## Request
Make an exact copy of the listing below.

-=-=-=-=-

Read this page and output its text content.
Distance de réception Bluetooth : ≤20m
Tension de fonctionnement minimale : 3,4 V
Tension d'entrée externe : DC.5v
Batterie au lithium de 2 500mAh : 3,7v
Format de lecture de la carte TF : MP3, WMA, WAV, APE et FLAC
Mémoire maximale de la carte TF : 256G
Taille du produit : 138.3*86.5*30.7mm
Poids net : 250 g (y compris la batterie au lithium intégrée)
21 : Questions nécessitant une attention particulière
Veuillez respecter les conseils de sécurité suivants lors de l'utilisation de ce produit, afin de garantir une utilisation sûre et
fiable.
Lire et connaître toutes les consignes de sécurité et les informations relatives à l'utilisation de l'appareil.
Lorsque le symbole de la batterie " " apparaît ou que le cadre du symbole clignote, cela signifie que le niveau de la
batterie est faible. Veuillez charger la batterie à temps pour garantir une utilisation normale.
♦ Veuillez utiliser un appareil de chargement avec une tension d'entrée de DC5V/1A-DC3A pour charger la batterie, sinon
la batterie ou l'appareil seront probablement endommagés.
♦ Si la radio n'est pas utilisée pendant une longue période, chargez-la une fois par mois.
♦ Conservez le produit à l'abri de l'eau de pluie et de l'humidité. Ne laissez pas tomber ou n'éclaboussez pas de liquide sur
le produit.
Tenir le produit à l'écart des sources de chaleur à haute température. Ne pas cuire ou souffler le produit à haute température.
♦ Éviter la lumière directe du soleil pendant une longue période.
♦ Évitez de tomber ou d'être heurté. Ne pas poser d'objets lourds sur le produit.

-=-=-=-=-

## Result of this exercise
Read this page and output its text content.
Distance de réception Bluetooth : ≤20m
Tension de fonctionnement minimale : 3,4 V
Tension d'entrée externe : DC.5v
Batterie au lithium de 2 500mAh : 3,7v
Format de lecture de la carte TF : MP3, WMA, WAV, APE et FLAC
Mémoire maximale de la carte TF : 256G
Taille du produit : 138.3*86.5*30.7mm
Poids net : 250 g (y compris la batterie au lithium intégrée)
21 : Questions nécessitant une attention particulière
Veuillez respecter les conseils de sécurité suivants lors de l'utilisation de ce produit, afin de garantir une utilisation sûre et
fiable.
Lire et connaître toutes les consignes de sécurité et les informations relatives à l'utilisation de l'appareil.
Lorsque le symbole de la batterie " " apparaît ou que le cadre du symbole clignote, cela signifie que le niveau de la
batterie est faible. Veuillez charger la batterie à temps pour garantir une utilisation normale.
♦ Veuillez utiliser un appareil de chargement avec une tension d'entrée de DC5V/1A-DC3A pour charger la batterie, sinon
la batterie ou l'appareil seront probablement endommagés.
♦ Si la radio n'est pas utilisée pendant une longue période, chargez-la une fois par mois.
♦ Conservez le produit à l'abri de l'eau de pluie et de l'humidité. Ne laissez pas tomber ou n'éclaboussez pas de liquide sur
le produit.
Tenir le produit à l'écart des sources de chaleur à haute température. Ne pas cuire ou souffler le produit à haute température.
♦ Éviter la lumière directe du soleil pendant une longue période.
♦ Évitez de tomber ou d'être heurté. Ne pas poser d'objets lourds sur le produit.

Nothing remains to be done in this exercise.